▶ [GOAL OF THE EXERCISE]: Of the lines in the records that follow, how many include the word "rivolti"? Answer with a bare number.

▶ [PROVIDED INFORMATION]:
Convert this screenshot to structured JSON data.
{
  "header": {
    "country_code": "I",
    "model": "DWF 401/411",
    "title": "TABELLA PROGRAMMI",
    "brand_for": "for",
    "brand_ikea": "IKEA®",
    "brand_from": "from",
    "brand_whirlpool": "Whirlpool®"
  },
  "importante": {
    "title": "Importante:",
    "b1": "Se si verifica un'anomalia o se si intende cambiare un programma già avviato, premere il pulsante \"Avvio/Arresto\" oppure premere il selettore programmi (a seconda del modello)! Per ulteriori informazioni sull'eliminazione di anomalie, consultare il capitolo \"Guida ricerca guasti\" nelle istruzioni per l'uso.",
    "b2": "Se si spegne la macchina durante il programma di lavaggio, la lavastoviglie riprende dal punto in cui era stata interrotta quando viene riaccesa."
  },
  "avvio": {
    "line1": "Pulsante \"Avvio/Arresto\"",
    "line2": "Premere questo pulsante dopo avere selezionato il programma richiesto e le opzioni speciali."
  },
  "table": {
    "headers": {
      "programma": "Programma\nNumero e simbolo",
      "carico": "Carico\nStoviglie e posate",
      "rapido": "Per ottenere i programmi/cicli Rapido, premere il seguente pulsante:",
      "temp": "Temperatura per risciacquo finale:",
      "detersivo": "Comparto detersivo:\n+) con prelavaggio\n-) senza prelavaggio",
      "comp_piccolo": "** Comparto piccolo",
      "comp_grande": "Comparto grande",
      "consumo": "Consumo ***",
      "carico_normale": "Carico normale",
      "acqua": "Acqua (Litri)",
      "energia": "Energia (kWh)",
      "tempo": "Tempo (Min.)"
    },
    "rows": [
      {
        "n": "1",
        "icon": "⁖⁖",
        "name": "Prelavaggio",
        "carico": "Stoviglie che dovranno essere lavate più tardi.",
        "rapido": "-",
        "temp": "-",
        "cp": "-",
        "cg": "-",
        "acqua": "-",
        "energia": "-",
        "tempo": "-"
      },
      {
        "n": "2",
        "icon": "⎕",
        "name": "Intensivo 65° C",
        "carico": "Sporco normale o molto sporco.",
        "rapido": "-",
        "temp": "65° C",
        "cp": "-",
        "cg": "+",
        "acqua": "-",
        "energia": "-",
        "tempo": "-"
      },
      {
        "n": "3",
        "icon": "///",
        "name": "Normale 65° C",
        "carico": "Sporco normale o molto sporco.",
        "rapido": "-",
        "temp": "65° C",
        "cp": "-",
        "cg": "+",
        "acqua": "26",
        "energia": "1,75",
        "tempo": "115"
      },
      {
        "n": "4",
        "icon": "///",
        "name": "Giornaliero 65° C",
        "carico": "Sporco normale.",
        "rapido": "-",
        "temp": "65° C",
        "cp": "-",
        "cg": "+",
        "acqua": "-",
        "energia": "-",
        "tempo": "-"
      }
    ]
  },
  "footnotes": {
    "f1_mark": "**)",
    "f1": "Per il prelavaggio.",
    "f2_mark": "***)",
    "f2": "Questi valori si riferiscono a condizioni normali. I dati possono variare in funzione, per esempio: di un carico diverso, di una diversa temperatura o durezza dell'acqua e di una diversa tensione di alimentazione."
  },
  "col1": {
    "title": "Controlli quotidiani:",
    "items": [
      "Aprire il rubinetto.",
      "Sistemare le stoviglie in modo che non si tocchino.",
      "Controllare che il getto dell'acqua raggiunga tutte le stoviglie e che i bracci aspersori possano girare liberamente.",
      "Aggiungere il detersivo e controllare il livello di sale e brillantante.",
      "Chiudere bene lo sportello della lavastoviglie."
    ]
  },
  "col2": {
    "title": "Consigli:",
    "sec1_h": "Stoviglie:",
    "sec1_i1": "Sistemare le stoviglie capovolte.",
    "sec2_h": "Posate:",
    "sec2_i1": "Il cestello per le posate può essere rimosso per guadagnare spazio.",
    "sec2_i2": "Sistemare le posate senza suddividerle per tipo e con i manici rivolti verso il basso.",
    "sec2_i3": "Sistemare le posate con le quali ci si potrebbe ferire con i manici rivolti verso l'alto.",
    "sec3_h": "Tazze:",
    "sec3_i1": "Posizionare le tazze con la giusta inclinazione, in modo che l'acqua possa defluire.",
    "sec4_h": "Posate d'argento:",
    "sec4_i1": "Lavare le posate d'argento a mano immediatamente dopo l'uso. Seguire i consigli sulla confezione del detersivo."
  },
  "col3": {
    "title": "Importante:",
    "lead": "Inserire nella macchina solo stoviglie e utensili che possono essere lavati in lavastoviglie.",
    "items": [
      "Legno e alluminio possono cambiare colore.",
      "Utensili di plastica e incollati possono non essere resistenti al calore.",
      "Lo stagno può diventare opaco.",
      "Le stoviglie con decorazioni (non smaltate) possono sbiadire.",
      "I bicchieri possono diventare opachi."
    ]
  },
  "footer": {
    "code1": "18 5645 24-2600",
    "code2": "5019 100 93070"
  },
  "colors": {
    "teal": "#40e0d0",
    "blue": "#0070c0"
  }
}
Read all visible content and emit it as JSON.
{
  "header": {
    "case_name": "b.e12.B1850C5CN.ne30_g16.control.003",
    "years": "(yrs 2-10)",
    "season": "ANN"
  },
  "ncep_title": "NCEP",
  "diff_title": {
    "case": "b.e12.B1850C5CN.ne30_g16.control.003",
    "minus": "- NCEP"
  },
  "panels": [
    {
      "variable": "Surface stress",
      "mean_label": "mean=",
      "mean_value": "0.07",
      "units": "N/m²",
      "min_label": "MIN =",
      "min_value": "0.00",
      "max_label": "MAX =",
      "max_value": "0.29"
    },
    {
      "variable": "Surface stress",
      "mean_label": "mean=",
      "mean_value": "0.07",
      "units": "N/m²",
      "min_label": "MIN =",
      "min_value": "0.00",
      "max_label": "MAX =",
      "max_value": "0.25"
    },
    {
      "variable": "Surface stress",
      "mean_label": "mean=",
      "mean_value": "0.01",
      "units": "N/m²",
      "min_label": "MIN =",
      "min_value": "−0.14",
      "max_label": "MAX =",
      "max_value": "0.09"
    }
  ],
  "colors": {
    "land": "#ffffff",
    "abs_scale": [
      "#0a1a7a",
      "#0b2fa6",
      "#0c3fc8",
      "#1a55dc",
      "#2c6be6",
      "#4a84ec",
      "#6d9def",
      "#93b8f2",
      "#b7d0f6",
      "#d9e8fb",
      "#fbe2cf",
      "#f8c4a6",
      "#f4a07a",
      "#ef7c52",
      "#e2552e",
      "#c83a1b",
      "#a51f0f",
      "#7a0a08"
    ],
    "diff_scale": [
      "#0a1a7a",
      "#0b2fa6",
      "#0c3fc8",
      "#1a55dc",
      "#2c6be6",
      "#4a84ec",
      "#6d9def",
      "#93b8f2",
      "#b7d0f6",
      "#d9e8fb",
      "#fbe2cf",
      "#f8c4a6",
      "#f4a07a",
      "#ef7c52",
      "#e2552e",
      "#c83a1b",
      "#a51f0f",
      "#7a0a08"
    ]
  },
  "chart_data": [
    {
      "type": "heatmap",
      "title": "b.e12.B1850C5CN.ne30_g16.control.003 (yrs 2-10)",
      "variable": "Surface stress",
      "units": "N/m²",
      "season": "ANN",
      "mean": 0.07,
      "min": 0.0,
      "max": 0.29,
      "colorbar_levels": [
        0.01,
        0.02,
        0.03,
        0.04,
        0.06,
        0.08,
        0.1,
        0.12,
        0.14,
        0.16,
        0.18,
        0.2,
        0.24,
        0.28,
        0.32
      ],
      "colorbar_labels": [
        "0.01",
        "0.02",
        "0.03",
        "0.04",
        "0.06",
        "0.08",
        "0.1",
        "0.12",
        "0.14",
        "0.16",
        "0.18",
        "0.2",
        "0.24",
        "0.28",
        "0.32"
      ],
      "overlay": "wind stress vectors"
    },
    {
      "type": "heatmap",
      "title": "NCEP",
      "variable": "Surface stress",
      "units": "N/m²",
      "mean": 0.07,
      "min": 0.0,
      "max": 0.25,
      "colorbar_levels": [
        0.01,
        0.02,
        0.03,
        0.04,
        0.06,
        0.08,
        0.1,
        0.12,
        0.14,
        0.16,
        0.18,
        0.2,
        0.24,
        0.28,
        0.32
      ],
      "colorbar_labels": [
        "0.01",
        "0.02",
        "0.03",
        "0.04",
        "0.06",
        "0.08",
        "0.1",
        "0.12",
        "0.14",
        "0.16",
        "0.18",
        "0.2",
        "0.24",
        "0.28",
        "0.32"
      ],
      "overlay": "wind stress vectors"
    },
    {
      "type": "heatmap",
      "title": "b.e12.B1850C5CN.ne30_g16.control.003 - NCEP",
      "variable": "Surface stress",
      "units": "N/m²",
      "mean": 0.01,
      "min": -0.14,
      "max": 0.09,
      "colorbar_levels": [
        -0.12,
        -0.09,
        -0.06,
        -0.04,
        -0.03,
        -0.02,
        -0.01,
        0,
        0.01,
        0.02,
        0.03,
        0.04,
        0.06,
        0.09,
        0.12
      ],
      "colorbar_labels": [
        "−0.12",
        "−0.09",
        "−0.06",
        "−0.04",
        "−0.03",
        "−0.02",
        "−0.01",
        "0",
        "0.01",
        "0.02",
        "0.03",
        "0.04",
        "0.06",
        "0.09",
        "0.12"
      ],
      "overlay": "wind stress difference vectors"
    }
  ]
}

▶ [THE REPLY]: 2